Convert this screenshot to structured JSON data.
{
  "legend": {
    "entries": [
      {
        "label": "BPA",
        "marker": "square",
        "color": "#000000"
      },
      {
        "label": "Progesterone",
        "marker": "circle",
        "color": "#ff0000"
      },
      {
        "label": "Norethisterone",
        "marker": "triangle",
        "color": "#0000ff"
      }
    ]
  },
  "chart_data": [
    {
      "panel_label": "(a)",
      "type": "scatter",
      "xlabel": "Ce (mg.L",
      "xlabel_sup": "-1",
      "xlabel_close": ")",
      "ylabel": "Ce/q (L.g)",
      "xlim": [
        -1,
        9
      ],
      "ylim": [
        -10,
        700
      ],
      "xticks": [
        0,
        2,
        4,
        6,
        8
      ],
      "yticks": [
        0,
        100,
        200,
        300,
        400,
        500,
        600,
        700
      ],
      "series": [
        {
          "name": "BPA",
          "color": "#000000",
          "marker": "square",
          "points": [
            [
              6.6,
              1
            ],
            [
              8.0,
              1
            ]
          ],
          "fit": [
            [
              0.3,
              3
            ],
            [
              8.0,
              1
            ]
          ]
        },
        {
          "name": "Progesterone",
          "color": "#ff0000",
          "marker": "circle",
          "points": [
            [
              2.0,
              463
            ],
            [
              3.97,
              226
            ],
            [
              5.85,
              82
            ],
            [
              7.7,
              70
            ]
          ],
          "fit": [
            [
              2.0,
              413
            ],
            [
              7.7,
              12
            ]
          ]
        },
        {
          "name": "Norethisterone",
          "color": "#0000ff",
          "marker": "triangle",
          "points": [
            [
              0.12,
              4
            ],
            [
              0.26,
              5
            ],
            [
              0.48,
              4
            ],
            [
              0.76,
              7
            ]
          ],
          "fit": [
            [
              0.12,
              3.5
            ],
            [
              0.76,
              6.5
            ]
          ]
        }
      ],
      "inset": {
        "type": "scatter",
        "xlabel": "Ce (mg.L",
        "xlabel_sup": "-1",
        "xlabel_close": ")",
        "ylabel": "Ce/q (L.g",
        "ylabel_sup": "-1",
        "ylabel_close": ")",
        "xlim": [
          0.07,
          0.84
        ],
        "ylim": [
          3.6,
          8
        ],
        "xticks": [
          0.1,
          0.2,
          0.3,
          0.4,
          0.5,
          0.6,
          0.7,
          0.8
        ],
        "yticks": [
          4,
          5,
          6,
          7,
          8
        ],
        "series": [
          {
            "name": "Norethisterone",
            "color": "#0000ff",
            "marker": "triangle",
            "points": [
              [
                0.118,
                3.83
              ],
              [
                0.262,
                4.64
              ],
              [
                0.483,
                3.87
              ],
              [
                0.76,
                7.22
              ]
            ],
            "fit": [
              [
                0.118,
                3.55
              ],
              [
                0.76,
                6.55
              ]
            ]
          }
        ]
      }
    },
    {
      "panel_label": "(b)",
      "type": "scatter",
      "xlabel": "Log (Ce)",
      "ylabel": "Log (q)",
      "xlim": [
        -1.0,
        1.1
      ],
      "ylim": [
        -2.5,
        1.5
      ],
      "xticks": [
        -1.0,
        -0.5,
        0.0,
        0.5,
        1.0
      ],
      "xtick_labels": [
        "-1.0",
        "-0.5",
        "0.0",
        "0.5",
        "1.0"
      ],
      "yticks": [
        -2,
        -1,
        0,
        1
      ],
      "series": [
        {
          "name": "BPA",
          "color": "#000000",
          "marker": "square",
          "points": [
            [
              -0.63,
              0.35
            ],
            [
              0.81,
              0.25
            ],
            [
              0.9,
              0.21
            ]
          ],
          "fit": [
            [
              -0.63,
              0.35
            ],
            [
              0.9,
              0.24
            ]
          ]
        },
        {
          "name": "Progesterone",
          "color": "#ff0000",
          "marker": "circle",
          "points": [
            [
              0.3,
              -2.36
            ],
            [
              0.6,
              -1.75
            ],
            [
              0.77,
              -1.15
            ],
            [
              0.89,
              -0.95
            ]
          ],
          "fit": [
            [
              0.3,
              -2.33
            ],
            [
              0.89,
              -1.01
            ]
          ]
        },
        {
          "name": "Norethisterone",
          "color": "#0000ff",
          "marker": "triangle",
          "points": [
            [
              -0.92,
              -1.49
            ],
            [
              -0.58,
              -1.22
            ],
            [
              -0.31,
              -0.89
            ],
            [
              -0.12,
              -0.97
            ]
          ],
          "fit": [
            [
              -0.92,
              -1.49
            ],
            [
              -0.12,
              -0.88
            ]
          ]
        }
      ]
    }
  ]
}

==============================

§ **Objective**
Recopy the entries above exactly, with every line included.

§ **Full answer**
Convert this screenshot to structured JSON data.
{
  "legend": {
    "entries": [
      {
        "label": "BPA",
        "marker": "square",
        "color": "#000000"
      },
      {
        "label": "Progesterone",
        "marker": "circle",
        "color": "#ff0000"
      },
      {
        "label": "Norethisterone",
        "marker": "triangle",
        "color": "#0000ff"
      }
    ]
  },
  "chart_data": [
    {
      "panel_label": "(a)",
      "type": "scatter",
      "xlabel": "Ce (mg.L",
      "xlabel_sup": "-1",
      "xlabel_close": ")",
      "ylabel": "Ce/q (L.g)",
      "xlim": [
        -1,
        9
      ],
      "ylim": [
        -10,
        700
      ],
      "xticks": [
        0,
        2,
        4,
        6,
        8
      ],
      "yticks": [
        0,
        100,
        200,
        300,
        400,
        500,
        600,
        700
      ],
      "series": [
        {
          "name": "BPA",
          "color": "#000000",
          "marker": "square",
          "points": [
            [
              6.6,
              1
            ],
            [
              8.0,
              1
            ]
          ],
          "fit": [
            [
              0.3,
              3
            ],
            [
              8.0,
              1
            ]
          ]
        },
        {
          "name": "Progesterone",
          "color": "#ff0000",
          "marker": "circle",
          "points": [
            [
              2.0,
              463
            ],
            [
              3.97,
              226
            ],
            [
              5.85,
              82
            ],
            [
              7.7,
              70
            ]
          ],
          "fit": [
            [
              2.0,
              413
            ],
            [
              7.7,
              12
            ]
          ]
        },
        {
          "name": "Norethisterone",
          "color": "#0000ff",
          "marker": "triangle",
          "points": [
            [
              0.12,
              4
            ],
            [
              0.26,
              5
            ],
            [
              0.48,
              4
            ],
            [
              0.76,
              7
            ]
          ],
          "fit": [
            [
              0.12,
              3.5
            ],
            [
              0.76,
              6.5
            ]
          ]
        }
      ],
      "inset": {
        "type": "scatter",
        "xlabel": "Ce (mg.L",
        "xlabel_sup": "-1",
        "xlabel_close": ")",
        "ylabel": "Ce/q (L.g",
        "ylabel_sup": "-1",
        "ylabel_close": ")",
        "xlim": [
          0.07,
          0.84
        ],
        "ylim": [
          3.6,
          8
        ],
        "xticks": [
          0.1,
          0.2,
          0.3,
          0.4,
          0.5,
          0.6,
          0.7,
          0.8
        ],
        "yticks": [
          4,
          5,
          6,
          7,
          8
        ],
        "series": [
          {
            "name": "Norethisterone",
            "color": "#0000ff",
            "marker": "triangle",
            "points": [
              [
                0.118,
                3.83
              ],
              [
                0.262,
                4.64
              ],
              [
                0.483,
                3.87
              ],
              [
                0.76,
                7.22
              ]
            ],
            "fit": [
              [
                0.118,
                3.55
              ],
              [
                0.76,
                6.55
              ]
            ]
          }
        ]
      }
    },
    {
      "panel_label": "(b)",
      "type": "scatter",
      "xlabel": "Log (Ce)",
      "ylabel": "Log (q)",
      "xlim": [
        -1.0,
        1.1
      ],
      "ylim": [
        -2.5,
        1.5
      ],
      "xticks": [
        -1.0,
        -0.5,
        0.0,
        0.5,
        1.0
      ],
      "xtick_labels": [
        "-1.0",
        "-0.5",
        "0.0",
        "0.5",
        "1.0"
      ],
      "yticks": [
        -2,
        -1,
        0,
        1
      ],
      "series": [
        {
          "name": "BPA",
          "color": "#000000",
          "marker": "square",
          "points": [
            [
              -0.63,
              0.35
            ],
            [
              0.81,
              0.25
            ],
            [
              0.9,
              0.21
            ]
          ],
          "fit": [
            [
              -0.63,
              0.35
            ],
            [
              0.9,
              0.24
            ]
          ]
        },
        {
          "name": "Progesterone",
          "color": "#ff0000",
          "marker": "circle",
          "points": [
            [
              0.3,
              -2.36
            ],
            [
              0.6,
              -1.75
            ],
            [
              0.77,
              -1.15
            ],
            [
              0.89,
              -0.95
            ]
          ],
          "fit": [
            [
              0.3,
              -2.33
            ],
            [
              0.89,
              -1.01
            ]
          ]
        },
        {
          "name": "Norethisterone",
          "color": "#0000ff",
          "marker": "triangle",
          "points": [
            [
              -0.92,
              -1.49
            ],
            [
              -0.58,
              -1.22
            ],
            [
              -0.31,
              -0.89
            ],
            [
              -0.12,
              -0.97
            ]
          ],
          "fit": [
            [
              -0.92,
              -1.49
            ],
            [
              -0.12,
              -0.88
            ]
          ]
        }
      ]
    }
  ]
}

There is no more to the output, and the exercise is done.